Stored items
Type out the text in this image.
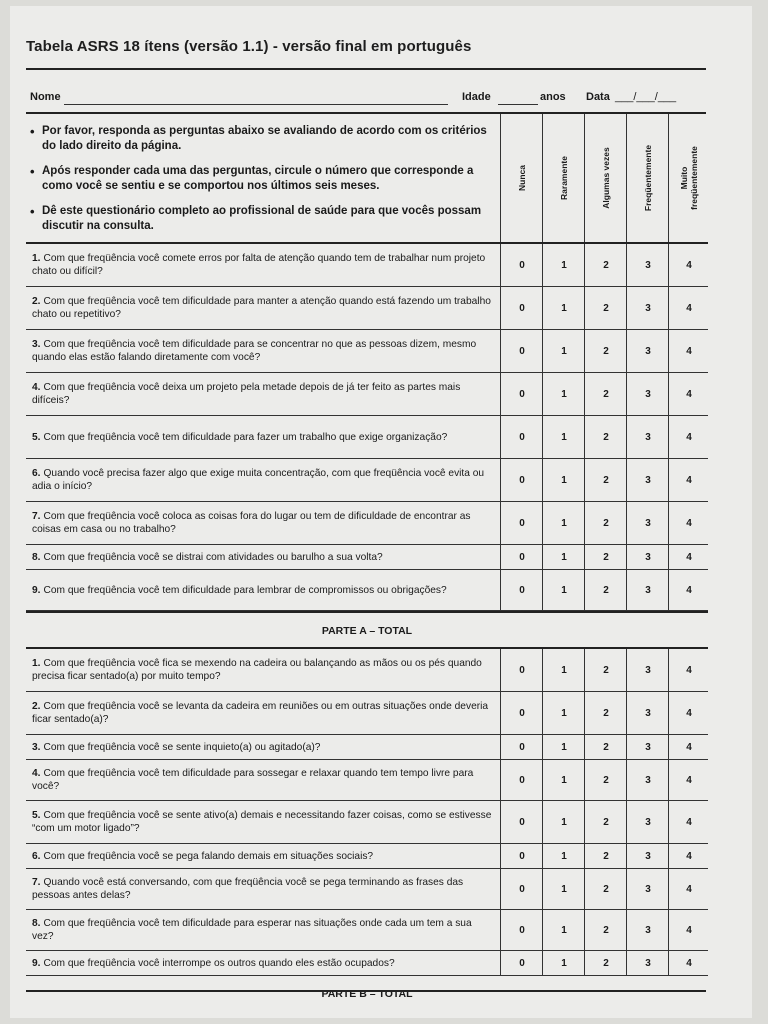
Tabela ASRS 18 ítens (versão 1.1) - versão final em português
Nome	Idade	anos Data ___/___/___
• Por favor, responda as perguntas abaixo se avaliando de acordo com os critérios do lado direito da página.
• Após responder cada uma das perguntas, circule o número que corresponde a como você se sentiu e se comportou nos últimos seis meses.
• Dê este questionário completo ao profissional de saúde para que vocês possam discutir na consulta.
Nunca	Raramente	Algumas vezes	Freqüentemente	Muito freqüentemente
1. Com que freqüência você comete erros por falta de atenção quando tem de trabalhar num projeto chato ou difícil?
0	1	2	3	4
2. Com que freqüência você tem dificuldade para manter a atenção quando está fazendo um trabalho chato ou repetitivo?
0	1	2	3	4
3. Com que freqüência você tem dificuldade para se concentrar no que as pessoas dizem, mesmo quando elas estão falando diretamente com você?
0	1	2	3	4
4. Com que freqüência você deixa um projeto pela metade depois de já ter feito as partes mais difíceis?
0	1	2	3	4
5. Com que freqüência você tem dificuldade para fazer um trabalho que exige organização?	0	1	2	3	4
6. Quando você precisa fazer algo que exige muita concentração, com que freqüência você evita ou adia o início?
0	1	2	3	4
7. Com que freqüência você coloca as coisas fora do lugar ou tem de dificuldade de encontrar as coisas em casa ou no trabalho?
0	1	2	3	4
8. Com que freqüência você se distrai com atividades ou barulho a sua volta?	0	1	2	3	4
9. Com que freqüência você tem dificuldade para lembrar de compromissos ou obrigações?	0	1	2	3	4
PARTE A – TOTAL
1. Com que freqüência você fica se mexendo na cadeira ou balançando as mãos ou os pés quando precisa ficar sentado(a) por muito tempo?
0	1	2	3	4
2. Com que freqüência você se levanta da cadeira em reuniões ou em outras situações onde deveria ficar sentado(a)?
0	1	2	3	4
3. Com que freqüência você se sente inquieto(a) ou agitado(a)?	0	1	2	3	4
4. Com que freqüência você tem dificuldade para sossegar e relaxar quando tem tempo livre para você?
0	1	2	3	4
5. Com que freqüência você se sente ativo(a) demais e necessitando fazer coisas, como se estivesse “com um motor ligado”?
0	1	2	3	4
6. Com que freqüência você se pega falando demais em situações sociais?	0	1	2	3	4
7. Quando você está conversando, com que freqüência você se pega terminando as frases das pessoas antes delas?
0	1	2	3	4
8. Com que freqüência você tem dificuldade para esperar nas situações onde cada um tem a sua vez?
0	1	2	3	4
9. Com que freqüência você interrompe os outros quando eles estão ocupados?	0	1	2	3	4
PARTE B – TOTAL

→ **What is asked**
Copy each line of the listing that holds the word "pega".

→ **Final result**
6. Com que freqüência você se pega falando demais em situações sociais?	0	1	2	3	4
7. Quando você está conversando, com que freqüência você se pega terminando as frases das pessoas antes delas?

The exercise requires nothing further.